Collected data

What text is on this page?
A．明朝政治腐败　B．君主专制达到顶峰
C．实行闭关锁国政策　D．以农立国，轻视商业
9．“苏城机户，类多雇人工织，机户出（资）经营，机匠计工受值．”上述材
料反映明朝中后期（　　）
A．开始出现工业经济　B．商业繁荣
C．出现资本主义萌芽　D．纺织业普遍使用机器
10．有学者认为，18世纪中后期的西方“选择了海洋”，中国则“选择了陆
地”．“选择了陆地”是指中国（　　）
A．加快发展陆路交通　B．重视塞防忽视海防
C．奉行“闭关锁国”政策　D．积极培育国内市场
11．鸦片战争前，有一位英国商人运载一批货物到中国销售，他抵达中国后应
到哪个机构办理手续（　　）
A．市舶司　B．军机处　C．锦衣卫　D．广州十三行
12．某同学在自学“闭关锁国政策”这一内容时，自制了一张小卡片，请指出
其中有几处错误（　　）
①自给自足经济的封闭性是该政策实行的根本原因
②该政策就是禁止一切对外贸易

--

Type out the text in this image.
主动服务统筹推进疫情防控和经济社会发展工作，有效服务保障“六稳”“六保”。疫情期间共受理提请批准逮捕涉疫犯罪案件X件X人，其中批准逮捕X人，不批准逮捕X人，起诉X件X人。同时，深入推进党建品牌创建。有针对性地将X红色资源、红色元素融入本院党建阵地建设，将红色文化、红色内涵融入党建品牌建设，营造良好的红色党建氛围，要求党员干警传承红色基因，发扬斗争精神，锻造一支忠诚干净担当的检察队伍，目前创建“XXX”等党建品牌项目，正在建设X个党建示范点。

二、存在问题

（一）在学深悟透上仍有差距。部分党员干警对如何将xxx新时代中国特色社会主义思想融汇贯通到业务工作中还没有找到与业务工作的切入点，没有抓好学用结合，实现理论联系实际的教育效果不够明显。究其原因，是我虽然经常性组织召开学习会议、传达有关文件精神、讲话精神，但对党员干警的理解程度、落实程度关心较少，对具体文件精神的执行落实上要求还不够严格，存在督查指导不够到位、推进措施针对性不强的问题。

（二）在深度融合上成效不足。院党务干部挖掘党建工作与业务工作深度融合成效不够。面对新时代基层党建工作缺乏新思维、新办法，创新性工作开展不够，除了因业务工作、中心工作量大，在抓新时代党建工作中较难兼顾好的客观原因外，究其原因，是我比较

--

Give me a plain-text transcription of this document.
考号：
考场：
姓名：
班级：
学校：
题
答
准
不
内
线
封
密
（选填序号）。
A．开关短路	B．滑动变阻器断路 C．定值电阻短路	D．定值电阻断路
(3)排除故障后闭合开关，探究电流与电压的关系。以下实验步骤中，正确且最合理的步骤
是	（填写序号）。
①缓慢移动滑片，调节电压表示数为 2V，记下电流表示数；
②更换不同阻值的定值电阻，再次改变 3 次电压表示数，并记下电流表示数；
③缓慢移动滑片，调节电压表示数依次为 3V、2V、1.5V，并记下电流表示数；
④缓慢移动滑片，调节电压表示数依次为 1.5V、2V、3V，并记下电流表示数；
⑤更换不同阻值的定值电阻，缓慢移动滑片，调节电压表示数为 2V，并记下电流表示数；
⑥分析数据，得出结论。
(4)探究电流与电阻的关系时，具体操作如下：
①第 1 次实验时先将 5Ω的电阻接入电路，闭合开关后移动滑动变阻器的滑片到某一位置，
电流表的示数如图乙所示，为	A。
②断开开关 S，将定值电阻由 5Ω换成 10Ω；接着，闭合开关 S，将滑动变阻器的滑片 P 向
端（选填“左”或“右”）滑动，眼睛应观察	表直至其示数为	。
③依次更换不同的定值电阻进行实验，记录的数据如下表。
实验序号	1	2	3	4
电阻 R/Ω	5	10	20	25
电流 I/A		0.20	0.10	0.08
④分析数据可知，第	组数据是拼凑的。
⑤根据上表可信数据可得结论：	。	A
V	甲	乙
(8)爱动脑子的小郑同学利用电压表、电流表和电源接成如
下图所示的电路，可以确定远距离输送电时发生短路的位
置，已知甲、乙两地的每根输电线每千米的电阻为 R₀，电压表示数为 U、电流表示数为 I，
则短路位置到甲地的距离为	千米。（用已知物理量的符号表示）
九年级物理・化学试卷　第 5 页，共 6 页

Work to do =
Take each line of the material that contains the word "并记下电流表示数" and list it.

Reply =
②更换不同阻值的定值电阻，再次改变 3 次电压表示数，并记下电流表示数；
③缓慢移动滑片，调节电压表示数依次为 3V、2V、1.5V，并记下电流表示数；
④缓慢移动滑片，调节电压表示数依次为 1.5V、2V、3V，并记下电流表示数；
⑤更换不同阻值的定值电阻，缓慢移动滑片，调节电压表示数为 2V，并记下电流表示数；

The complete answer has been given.